Dataset rows:
-- BEGIN --
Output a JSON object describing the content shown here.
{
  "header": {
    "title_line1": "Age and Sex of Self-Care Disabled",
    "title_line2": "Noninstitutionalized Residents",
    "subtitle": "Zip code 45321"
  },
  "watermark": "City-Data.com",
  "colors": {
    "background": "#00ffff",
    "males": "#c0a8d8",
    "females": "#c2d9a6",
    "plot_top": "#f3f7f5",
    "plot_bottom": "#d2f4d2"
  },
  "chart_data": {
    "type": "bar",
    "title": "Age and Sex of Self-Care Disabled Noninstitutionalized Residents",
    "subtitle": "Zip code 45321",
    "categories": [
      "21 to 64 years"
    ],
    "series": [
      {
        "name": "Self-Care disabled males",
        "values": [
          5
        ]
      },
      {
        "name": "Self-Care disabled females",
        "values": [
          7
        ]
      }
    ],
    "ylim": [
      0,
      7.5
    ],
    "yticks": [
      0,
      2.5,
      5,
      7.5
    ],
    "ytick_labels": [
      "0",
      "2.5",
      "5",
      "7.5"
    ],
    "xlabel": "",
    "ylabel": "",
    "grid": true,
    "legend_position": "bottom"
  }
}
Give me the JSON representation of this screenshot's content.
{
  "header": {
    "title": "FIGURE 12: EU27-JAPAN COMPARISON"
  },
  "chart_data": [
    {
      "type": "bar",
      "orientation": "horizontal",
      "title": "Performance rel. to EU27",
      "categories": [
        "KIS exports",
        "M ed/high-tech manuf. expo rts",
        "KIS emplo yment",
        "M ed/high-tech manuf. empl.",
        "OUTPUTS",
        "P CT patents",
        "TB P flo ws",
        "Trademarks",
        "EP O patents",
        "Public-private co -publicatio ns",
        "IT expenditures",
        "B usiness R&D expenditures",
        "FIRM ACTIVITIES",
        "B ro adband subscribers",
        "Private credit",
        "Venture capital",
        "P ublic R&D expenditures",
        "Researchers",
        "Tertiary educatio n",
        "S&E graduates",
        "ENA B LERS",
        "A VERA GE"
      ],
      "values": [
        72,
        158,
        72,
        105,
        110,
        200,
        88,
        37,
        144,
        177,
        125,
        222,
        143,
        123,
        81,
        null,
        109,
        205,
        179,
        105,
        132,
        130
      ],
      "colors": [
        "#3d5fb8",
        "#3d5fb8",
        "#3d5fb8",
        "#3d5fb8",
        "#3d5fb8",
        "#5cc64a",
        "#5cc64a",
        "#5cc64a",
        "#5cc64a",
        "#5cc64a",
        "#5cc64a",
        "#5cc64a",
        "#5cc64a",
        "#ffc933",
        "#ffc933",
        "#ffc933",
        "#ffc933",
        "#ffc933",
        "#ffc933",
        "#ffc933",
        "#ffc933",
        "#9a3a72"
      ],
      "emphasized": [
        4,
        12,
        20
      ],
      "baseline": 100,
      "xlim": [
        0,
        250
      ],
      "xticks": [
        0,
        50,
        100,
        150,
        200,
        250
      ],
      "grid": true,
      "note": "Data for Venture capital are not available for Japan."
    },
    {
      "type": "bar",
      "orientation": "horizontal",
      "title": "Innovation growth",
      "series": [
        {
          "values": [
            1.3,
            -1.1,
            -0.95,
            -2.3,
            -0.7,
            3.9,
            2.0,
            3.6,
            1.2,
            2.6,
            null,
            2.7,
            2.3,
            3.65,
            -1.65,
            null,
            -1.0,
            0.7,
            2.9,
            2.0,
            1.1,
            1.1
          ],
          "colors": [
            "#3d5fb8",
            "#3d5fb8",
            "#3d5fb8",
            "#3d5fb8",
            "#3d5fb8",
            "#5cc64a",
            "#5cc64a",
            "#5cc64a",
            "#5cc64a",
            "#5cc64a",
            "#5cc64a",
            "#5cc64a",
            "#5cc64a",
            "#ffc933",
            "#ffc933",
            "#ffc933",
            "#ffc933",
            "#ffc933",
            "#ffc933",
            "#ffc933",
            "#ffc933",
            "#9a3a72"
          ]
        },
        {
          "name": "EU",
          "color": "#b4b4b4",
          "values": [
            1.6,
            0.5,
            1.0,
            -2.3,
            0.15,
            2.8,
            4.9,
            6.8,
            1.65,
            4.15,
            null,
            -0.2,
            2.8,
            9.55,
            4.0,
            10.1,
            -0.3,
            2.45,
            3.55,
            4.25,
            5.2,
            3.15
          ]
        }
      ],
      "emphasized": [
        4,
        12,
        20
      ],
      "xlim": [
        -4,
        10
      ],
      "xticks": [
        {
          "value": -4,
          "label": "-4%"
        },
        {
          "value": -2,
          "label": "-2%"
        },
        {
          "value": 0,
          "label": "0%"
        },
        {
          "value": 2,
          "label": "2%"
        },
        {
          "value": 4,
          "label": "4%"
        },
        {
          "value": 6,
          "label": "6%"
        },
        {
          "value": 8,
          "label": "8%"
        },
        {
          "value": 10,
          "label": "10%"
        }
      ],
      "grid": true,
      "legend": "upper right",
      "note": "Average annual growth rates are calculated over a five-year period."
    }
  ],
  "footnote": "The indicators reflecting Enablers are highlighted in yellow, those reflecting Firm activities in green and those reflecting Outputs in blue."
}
-- END --
# Problem description:
Extract every line containing the string "manuf" from the data above.

# Task answer:
        "M ed/high-tech manuf. expo rts",
        "M ed/high-tech manuf. empl.",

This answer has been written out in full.